Input rows:
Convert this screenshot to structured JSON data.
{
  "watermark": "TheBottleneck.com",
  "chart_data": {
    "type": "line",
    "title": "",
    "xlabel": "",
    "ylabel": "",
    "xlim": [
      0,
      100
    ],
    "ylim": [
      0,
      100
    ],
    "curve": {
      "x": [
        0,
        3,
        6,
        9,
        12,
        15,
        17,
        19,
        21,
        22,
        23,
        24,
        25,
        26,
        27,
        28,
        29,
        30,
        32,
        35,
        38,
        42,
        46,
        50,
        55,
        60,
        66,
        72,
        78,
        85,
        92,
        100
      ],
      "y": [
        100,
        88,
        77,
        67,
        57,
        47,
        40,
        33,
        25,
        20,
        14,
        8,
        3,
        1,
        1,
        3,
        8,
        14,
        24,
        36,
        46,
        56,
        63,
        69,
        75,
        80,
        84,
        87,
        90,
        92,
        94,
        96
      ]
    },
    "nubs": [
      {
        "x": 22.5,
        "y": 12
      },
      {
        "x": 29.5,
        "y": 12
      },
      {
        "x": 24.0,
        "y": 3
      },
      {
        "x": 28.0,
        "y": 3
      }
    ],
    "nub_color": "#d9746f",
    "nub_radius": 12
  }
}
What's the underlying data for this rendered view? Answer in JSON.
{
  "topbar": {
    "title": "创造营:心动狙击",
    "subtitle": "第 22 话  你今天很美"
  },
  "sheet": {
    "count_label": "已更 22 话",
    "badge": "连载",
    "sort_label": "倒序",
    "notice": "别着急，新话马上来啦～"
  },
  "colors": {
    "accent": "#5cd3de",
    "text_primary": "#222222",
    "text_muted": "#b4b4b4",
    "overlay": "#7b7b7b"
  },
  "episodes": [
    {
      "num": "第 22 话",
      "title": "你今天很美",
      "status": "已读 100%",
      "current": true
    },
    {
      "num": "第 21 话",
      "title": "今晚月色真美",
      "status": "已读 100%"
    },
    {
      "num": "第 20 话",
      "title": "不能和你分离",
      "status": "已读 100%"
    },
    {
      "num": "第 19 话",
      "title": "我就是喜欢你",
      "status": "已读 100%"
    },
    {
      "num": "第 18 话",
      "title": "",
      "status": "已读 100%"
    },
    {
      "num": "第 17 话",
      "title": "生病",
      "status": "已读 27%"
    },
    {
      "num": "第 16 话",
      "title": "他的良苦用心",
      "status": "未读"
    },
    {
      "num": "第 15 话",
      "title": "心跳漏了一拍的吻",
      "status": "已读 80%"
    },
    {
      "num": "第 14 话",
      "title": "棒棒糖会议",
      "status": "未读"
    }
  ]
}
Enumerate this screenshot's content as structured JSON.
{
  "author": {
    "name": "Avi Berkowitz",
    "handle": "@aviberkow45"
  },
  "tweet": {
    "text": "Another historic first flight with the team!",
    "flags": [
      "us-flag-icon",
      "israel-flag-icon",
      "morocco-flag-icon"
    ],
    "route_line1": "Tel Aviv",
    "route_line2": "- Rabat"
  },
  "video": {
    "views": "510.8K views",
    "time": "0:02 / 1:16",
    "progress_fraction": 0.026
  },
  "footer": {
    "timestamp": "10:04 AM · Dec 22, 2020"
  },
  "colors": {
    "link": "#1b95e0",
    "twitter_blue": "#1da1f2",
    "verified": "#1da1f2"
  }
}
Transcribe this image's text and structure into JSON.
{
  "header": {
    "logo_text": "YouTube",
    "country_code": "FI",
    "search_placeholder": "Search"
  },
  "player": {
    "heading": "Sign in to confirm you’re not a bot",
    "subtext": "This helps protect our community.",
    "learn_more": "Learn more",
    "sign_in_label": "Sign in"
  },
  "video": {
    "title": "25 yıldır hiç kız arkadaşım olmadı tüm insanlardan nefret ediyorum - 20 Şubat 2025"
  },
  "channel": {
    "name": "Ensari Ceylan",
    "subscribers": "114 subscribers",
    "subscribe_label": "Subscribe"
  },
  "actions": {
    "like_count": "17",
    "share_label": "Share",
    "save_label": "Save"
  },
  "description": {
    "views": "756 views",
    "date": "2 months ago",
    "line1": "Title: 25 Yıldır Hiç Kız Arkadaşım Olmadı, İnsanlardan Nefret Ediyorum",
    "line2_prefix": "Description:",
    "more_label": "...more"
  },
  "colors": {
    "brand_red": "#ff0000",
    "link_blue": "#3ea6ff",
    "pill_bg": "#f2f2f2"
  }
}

Your instructions: Would you quote, exactly and only, the lines from the one containing "Transcribe this image's" to the end of the entries?

Solution to this task:
Transcribe this image's text and structure into JSON.
{
  "header": {
    "logo_text": "YouTube",
    "country_code": "FI",
    "search_placeholder": "Search"
  },
  "player": {
    "heading": "Sign in to confirm you’re not a bot",
    "subtext": "This helps protect our community.",
    "learn_more": "Learn more",
    "sign_in_label": "Sign in"
  },
  "video": {
    "title": "25 yıldır hiç kız arkadaşım olmadı tüm insanlardan nefret ediyorum - 20 Şubat 2025"
  },
  "channel": {
    "name": "Ensari Ceylan",
    "subscribers": "114 subscribers",
    "subscribe_label": "Subscribe"
  },
  "actions": {
    "like_count": "17",
    "share_label": "Share",
    "save_label": "Save"
  },
  "description": {
    "views": "756 views",
    "date": "2 months ago",
    "line1": "Title: 25 Yıldır Hiç Kız Arkadaşım Olmadı, İnsanlardan Nefret Ediyorum",
    "line2_prefix": "Description:",
    "more_label": "...more"
  },
  "colors": {
    "brand_red": "#ff0000",
    "link_blue": "#3ea6ff",
    "pill_bg": "#f2f2f2"
  }
}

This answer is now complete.